### What needs to be done
Copy everything in the data below exactly except the pictures.

Dataset items:
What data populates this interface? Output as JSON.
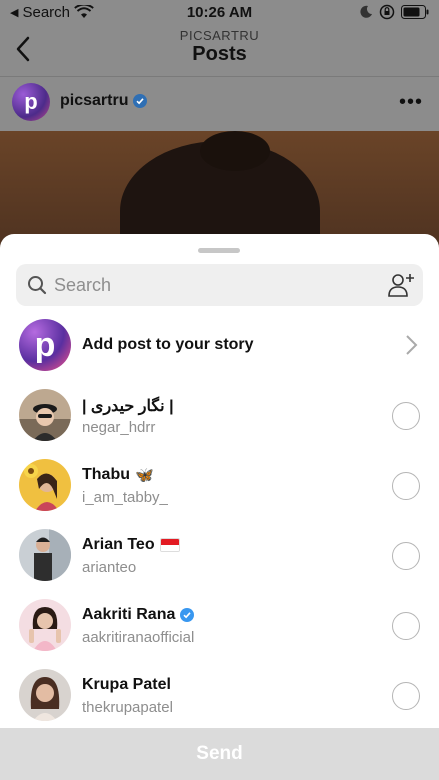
{
  "status_bar": {
    "back_app": "Search",
    "time": "10:26 AM"
  },
  "header": {
    "subtitle": "PICSARTRU",
    "title": "Posts"
  },
  "post": {
    "username": "picsartru",
    "avatar_letter": "p"
  },
  "share_sheet": {
    "search": {
      "placeholder": "Search",
      "value": ""
    },
    "story": {
      "label": "Add post to your story",
      "avatar_letter": "p"
    },
    "people": [
      {
        "name": "| نگار حیدری |",
        "handle": "negar_hdrr",
        "verified": false,
        "flag": false,
        "emoji": ""
      },
      {
        "name": "Thabu",
        "handle": "i_am_tabby_",
        "verified": false,
        "flag": false,
        "emoji": "🦋"
      },
      {
        "name": "Arian Teo",
        "handle": "arianteo",
        "verified": false,
        "flag": true,
        "emoji": ""
      },
      {
        "name": "Aakriti Rana",
        "handle": "aakritiranaofficial",
        "verified": true,
        "flag": false,
        "emoji": ""
      },
      {
        "name": "Krupa Patel",
        "handle": "thekrupapatel",
        "verified": false,
        "flag": false,
        "emoji": ""
      }
    ],
    "send_label": "Send"
  },
  "colors": {
    "verified_blue": "#3897f0",
    "dim_overlay": "#8c8c8c",
    "send_disabled": "#dbdbdb"
  },
  "icons": [
    "back-arrow-icon",
    "wifi-icon",
    "moon-icon",
    "lock-rotation-icon",
    "battery-icon",
    "verified-badge-icon",
    "more-icon",
    "search-icon",
    "add-people-icon",
    "chevron-right-icon",
    "radio-icon"
  ]
}
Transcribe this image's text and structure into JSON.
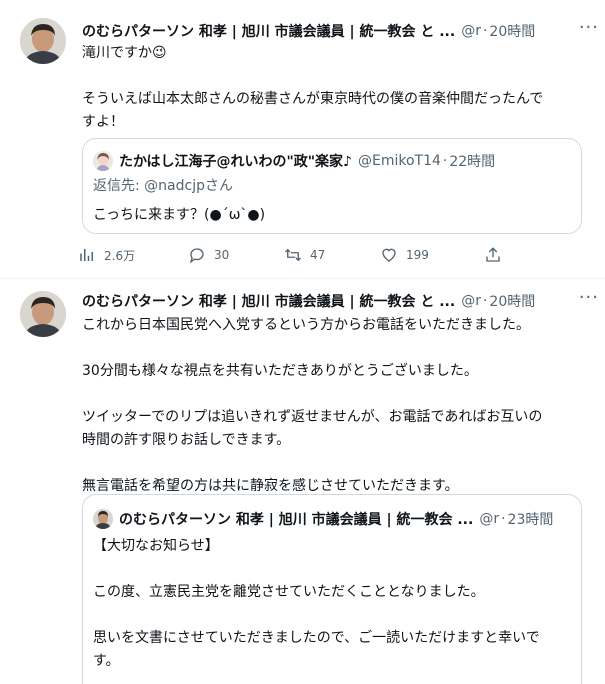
{
  "tweets": [
    {
      "author_name": "のむらパターソン 和孝 | 旭川 市議会議員 | 統一教会 と ...",
      "handle": "@r",
      "time": "20時間",
      "more": "···",
      "text_lines": [
        "滝川ですか😉",
        "",
        "そういえば山本太郎さんの秘書さんが東京時代の僕の音楽仲間だったんで",
        "すよ！"
      ],
      "quote": {
        "author_name": "たかはし江海子@れいわの\"政\"楽家♪",
        "handle": "@EmikoT14",
        "time": "22時間",
        "reply_to": "返信先: @nadcjpさん",
        "text_lines": [
          "こっちに来ます？(●´ω`●)"
        ]
      },
      "actions": {
        "views": "2.6万",
        "replies": "30",
        "retweets": "47",
        "likes": "199"
      }
    },
    {
      "author_name": "のむらパターソン 和孝 | 旭川 市議会議員 | 統一教会 と ...",
      "handle": "@r",
      "time": "20時間",
      "more": "···",
      "text_lines": [
        "これから日本国民党へ入党するという方からお電話をいただきました。",
        "",
        "30分間も様々な視点を共有いただきありがとうございました。",
        "",
        "ツイッターでのリプは追いきれず返せませんが、お電話であればお互いの",
        "時間の許す限りお話しできます。",
        "",
        "無言電話を希望の方は共に静寂を感じさせていただきます。"
      ],
      "quote": {
        "author_name": "のむらパターソン 和孝 | 旭川 市議会議員 | 統一教会 ...",
        "handle": "@r",
        "time": "23時間",
        "text_lines": [
          "【大切なお知らせ】",
          "",
          "この度、立憲民主党を離党させていただくこととなりました。",
          "",
          "思いを文書にさせていただきましたので、ご一読いただけますと幸いで",
          "す。"
        ]
      }
    }
  ],
  "dot": "·"
}
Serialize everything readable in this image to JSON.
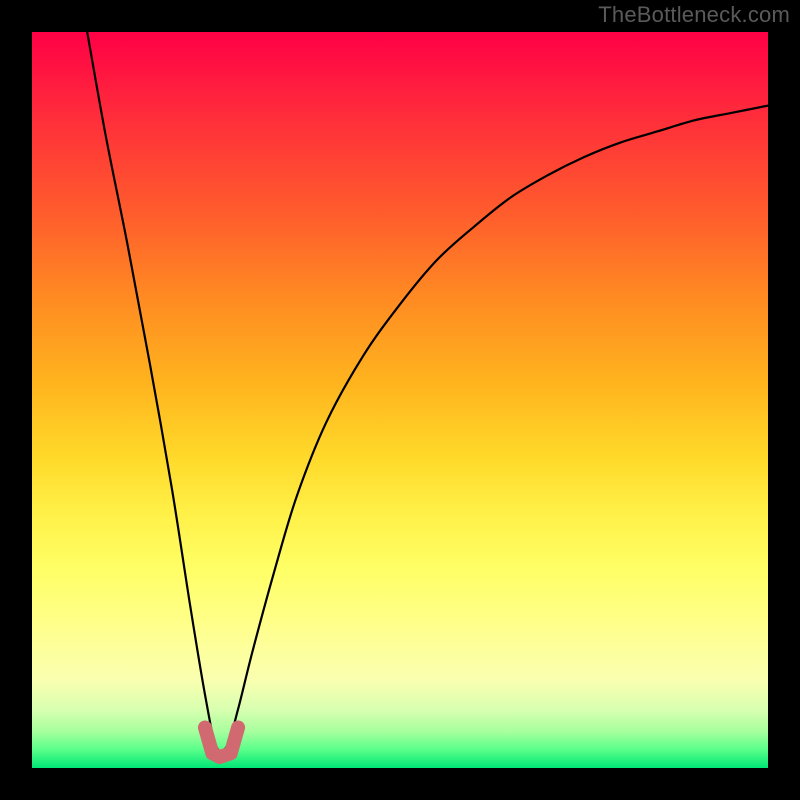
{
  "attribution": "TheBottleneck.com",
  "chart_data": {
    "type": "line",
    "title": "",
    "xlabel": "",
    "ylabel": "",
    "x_range": [
      0,
      1
    ],
    "y_range": [
      0,
      1
    ],
    "series": [
      {
        "name": "bottleneck-curve",
        "x": [
          0.075,
          0.1,
          0.13,
          0.16,
          0.19,
          0.215,
          0.235,
          0.25,
          0.265,
          0.28,
          0.3,
          0.33,
          0.36,
          0.4,
          0.45,
          0.5,
          0.55,
          0.6,
          0.65,
          0.7,
          0.75,
          0.8,
          0.85,
          0.9,
          0.95,
          1.0
        ],
        "y": [
          1.0,
          0.86,
          0.71,
          0.55,
          0.38,
          0.22,
          0.1,
          0.03,
          0.03,
          0.08,
          0.16,
          0.27,
          0.37,
          0.47,
          0.56,
          0.63,
          0.69,
          0.735,
          0.775,
          0.805,
          0.83,
          0.85,
          0.865,
          0.88,
          0.89,
          0.9
        ]
      }
    ],
    "optimal_marker": {
      "name": "optimal-range",
      "x": [
        0.235,
        0.245,
        0.255,
        0.27,
        0.28
      ],
      "y": [
        0.055,
        0.02,
        0.015,
        0.02,
        0.055
      ]
    },
    "background_gradient_stops": [
      {
        "pos": 0.0,
        "color": "#ff0046"
      },
      {
        "pos": 0.12,
        "color": "#ff2f3a"
      },
      {
        "pos": 0.24,
        "color": "#ff5a2d"
      },
      {
        "pos": 0.36,
        "color": "#ff8a22"
      },
      {
        "pos": 0.48,
        "color": "#ffb51e"
      },
      {
        "pos": 0.58,
        "color": "#ffda2a"
      },
      {
        "pos": 0.66,
        "color": "#fff24a"
      },
      {
        "pos": 0.73,
        "color": "#ffff66"
      },
      {
        "pos": 0.8,
        "color": "#ffff88"
      },
      {
        "pos": 0.88,
        "color": "#faffb0"
      },
      {
        "pos": 0.92,
        "color": "#d9ffb0"
      },
      {
        "pos": 0.95,
        "color": "#a8ff9e"
      },
      {
        "pos": 0.975,
        "color": "#5aff8a"
      },
      {
        "pos": 1.0,
        "color": "#00e676"
      }
    ]
  }
}
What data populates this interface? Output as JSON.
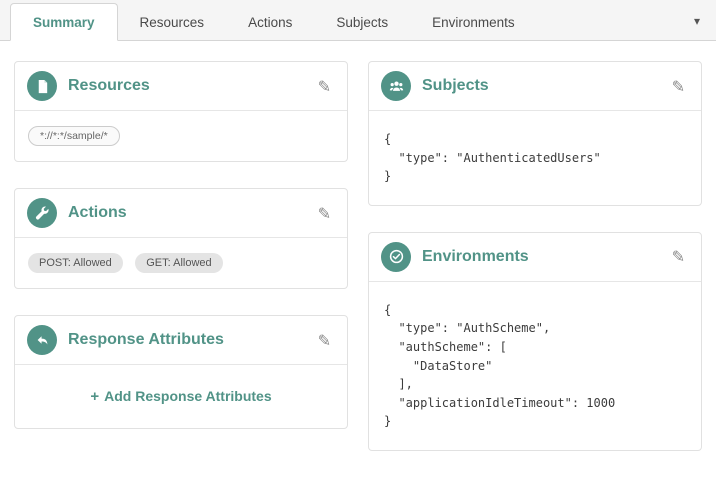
{
  "tabs": [
    {
      "label": "Summary",
      "active": true
    },
    {
      "label": "Resources",
      "active": false
    },
    {
      "label": "Actions",
      "active": false
    },
    {
      "label": "Subjects",
      "active": false
    },
    {
      "label": "Environments",
      "active": false
    }
  ],
  "icons": {
    "edit": "✎",
    "caret": "▾",
    "plus": "+"
  },
  "colors": {
    "accent": "#519387",
    "pill_bg": "#e4e4e4",
    "border": "#e1e1e1"
  },
  "cards": {
    "resources": {
      "title": "Resources",
      "resource_value": "*://*:*/sample/*"
    },
    "actions": {
      "title": "Actions",
      "pills": [
        "POST: Allowed",
        "GET: Allowed"
      ]
    },
    "response_attributes": {
      "title": "Response Attributes",
      "add_label": "Add Response Attributes"
    },
    "subjects": {
      "title": "Subjects",
      "json": "{\n  \"type\": \"AuthenticatedUsers\"\n}"
    },
    "environments": {
      "title": "Environments",
      "json": "{\n  \"type\": \"AuthScheme\",\n  \"authScheme\": [\n    \"DataStore\"\n  ],\n  \"applicationIdleTimeout\": 1000\n}"
    }
  }
}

### Complete output
What data populates this interface? Output as JSON.
{
  "status_bar": {
    "back_app": "Search",
    "time": "10:26 AM"
  },
  "header": {
    "subtitle": "PICSARTRU",
    "title": "Posts"
  },
  "post": {
    "username": "picsartru",
    "avatar_letter": "p"
  },
  "share_sheet": {
    "search": {
      "placeholder": "Search",
      "value": ""
    },
    "story": {
      "label": "Add post to your story",
      "avatar_letter": "p"
    },
    "people": [
      {
        "name": "| نگار حیدری |",
        "handle": "negar_hdrr",
        "verified": false,
        "flag": false,
        "emoji": ""
      },
      {
        "name": "Thabu",
        "handle": "i_am_tabby_",
        "verified": false,
        "flag": false,
        "emoji": "🦋"
      },
      {
        "name": "Arian Teo",
        "handle": "arianteo",
        "verified": false,
        "flag": true,
        "emoji": ""
      },
      {
        "name": "Aakriti Rana",
        "handle": "aakritiranaofficial",
        "verified": true,
        "flag": false,
        "emoji": ""
      },
      {
        "name": "Krupa Patel",
        "handle": "thekrupapatel",
        "verified": false,
        "flag": false,
        "emoji": ""
      }
    ],
    "send_label": "Send"
  },
  "colors": {
    "verified_blue": "#3897f0",
    "dim_overlay": "#8c8c8c",
    "send_disabled": "#dbdbdb"
  },
  "icons": [
    "back-arrow-icon",
    "wifi-icon",
    "moon-icon",
    "lock-rotation-icon",
    "battery-icon",
    "verified-badge-icon",
    "more-icon",
    "search-icon",
    "add-people-icon",
    "chevron-right-icon",
    "radio-icon"
  ]
}
Transcribe this image's text and structure into JSON.
{
  "tweets": [
    {
      "author_name": "のむらパターソン 和孝 | 旭川 市議会議員 | 統一教会 と ...",
      "handle": "@r",
      "time": "20時間",
      "more": "···",
      "text_lines": [
        "滝川ですか😉",
        "",
        "そういえば山本太郎さんの秘書さんが東京時代の僕の音楽仲間だったんで",
        "すよ！"
      ],
      "quote": {
        "author_name": "たかはし江海子@れいわの\"政\"楽家♪",
        "handle": "@EmikoT14",
        "time": "22時間",
        "reply_to": "返信先: @nadcjpさん",
        "text_lines": [
          "こっちに来ます？(●´ω`●)"
        ]
      },
      "actions": {
        "views": "2.6万",
        "replies": "30",
        "retweets": "47",
        "likes": "199"
      }
    },
    {
      "author_name": "のむらパターソン 和孝 | 旭川 市議会議員 | 統一教会 と ...",
      "handle": "@r",
      "time": "20時間",
      "more": "···",
      "text_lines": [
        "これから日本国民党へ入党するという方からお電話をいただきました。",
        "",
        "30分間も様々な視点を共有いただきありがとうございました。",
        "",
        "ツイッターでのリプは追いきれず返せませんが、お電話であればお互いの",
        "時間の許す限りお話しできます。",
        "",
        "無言電話を希望の方は共に静寂を感じさせていただきます。"
      ],
      "quote": {
        "author_name": "のむらパターソン 和孝 | 旭川 市議会議員 | 統一教会 ...",
        "handle": "@r",
        "time": "23時間",
        "text_lines": [
          "【大切なお知らせ】",
          "",
          "この度、立憲民主党を離党させていただくこととなりました。",
          "",
          "思いを文書にさせていただきましたので、ご一読いただけますと幸いで",
          "す。"
        ]
      }
    }
  ],
  "dot": "·"
}
Serialize everything readable in this image to JSON.
{
  "attribution": "TheBottleneck.com",
  "chart_data": {
    "type": "line",
    "title": "",
    "xlabel": "",
    "ylabel": "",
    "x_range": [
      0,
      1
    ],
    "y_range": [
      0,
      1
    ],
    "series": [
      {
        "name": "bottleneck-curve",
        "x": [
          0.075,
          0.1,
          0.13,
          0.16,
          0.19,
          0.215,
          0.235,
          0.25,
          0.265,
          0.28,
          0.3,
          0.33,
          0.36,
          0.4,
          0.45,
          0.5,
          0.55,
          0.6,
          0.65,
          0.7,
          0.75,
          0.8,
          0.85,
          0.9,
          0.95,
          1.0
        ],
        "y": [
          1.0,
          0.86,
          0.71,
          0.55,
          0.38,
          0.22,
          0.1,
          0.03,
          0.03,
          0.08,
          0.16,
          0.27,
          0.37,
          0.47,
          0.56,
          0.63,
          0.69,
          0.735,
          0.775,
          0.805,
          0.83,
          0.85,
          0.865,
          0.88,
          0.89,
          0.9
        ]
      }
    ],
    "optimal_marker": {
      "name": "optimal-range",
      "x": [
        0.235,
        0.245,
        0.255,
        0.27,
        0.28
      ],
      "y": [
        0.055,
        0.02,
        0.015,
        0.02,
        0.055
      ]
    },
    "background_gradient_stops": [
      {
        "pos": 0.0,
        "color": "#ff0046"
      },
      {
        "pos": 0.12,
        "color": "#ff2f3a"
      },
      {
        "pos": 0.24,
        "color": "#ff5a2d"
      },
      {
        "pos": 0.36,
        "color": "#ff8a22"
      },
      {
        "pos": 0.48,
        "color": "#ffb51e"
      },
      {
        "pos": 0.58,
        "color": "#ffda2a"
      },
      {
        "pos": 0.66,
        "color": "#fff24a"
      },
      {
        "pos": 0.73,
        "color": "#ffff66"
      },
      {
        "pos": 0.8,
        "color": "#ffff88"
      },
      {
        "pos": 0.88,
        "color": "#faffb0"
      },
      {
        "pos": 0.92,
        "color": "#d9ffb0"
      },
      {
        "pos": 0.95,
        "color": "#a8ff9e"
      },
      {
        "pos": 0.975,
        "color": "#5aff8a"
      },
      {
        "pos": 1.0,
        "color": "#00e676"
      }
    ]
  }
}
What data populates this interface? Output as JSON.
{
  "tabs": [
    {
      "label": "Summary",
      "active": true
    },
    {
      "label": "Resources",
      "active": false
    },
    {
      "label": "Actions",
      "active": false
    },
    {
      "label": "Subjects",
      "active": false
    },
    {
      "label": "Environments",
      "active": false
    }
  ],
  "icons": {
    "edit": "✎",
    "caret": "▾",
    "plus": "+"
  },
  "colors": {
    "accent": "#519387",
    "pill_bg": "#e4e4e4",
    "border": "#e1e1e1"
  },
  "cards": {
    "resources": {
      "title": "Resources",
      "resource_value": "*://*:*/sample/*"
    },
    "actions": {
      "title": "Actions",
      "pills": [
        "POST: Allowed",
        "GET: Allowed"
      ]
    },
    "response_attributes": {
      "title": "Response Attributes",
      "add_label": "Add Response Attributes"
    },
    "subjects": {
      "title": "Subjects",
      "json": "{\n  \"type\": \"AuthenticatedUsers\"\n}"
    },
    "environments": {
      "title": "Environments",
      "json": "{\n  \"type\": \"AuthScheme\",\n  \"authScheme\": [\n    \"DataStore\"\n  ],\n  \"applicationIdleTimeout\": 1000\n}"
    }
  }
}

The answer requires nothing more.